Directive:
Quote each record exactly, please, leaving none out.

Data in this exercise:
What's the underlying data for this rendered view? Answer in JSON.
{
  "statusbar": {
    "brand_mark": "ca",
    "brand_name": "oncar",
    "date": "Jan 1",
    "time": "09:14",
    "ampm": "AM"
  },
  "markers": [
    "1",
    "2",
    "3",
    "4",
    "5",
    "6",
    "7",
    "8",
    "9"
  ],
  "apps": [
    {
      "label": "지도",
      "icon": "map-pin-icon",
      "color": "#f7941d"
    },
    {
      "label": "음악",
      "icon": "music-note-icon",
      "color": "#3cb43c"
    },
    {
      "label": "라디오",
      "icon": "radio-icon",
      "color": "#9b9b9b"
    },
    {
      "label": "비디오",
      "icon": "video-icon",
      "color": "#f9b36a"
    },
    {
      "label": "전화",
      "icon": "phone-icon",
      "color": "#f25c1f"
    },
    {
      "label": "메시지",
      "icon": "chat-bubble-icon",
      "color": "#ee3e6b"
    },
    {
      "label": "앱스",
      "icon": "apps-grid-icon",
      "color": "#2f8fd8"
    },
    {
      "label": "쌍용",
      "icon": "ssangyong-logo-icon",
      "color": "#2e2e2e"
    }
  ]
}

Final answer:
What's the underlying data for this rendered view? Answer in JSON.
{
  "statusbar": {
    "brand_mark": "ca",
    "brand_name": "oncar",
    "date": "Jan 1",
    "time": "09:14",
    "ampm": "AM"
  },
  "markers": [
    "1",
    "2",
    "3",
    "4",
    "5",
    "6",
    "7",
    "8",
    "9"
  ],
  "apps": [
    {
      "label": "지도",
      "icon": "map-pin-icon",
      "color": "#f7941d"
    },
    {
      "label": "음악",
      "icon": "music-note-icon",
      "color": "#3cb43c"
    },
    {
      "label": "라디오",
      "icon": "radio-icon",
      "color": "#9b9b9b"
    },
    {
      "label": "비디오",
      "icon": "video-icon",
      "color": "#f9b36a"
    },
    {
      "label": "전화",
      "icon": "phone-icon",
      "color": "#f25c1f"
    },
    {
      "label": "메시지",
      "icon": "chat-bubble-icon",
      "color": "#ee3e6b"
    },
    {
      "label": "앱스",
      "icon": "apps-grid-icon",
      "color": "#2f8fd8"
    },
    {
      "label": "쌍용",
      "icon": "ssangyong-logo-icon",
      "color": "#2e2e2e"
    }
  ]
}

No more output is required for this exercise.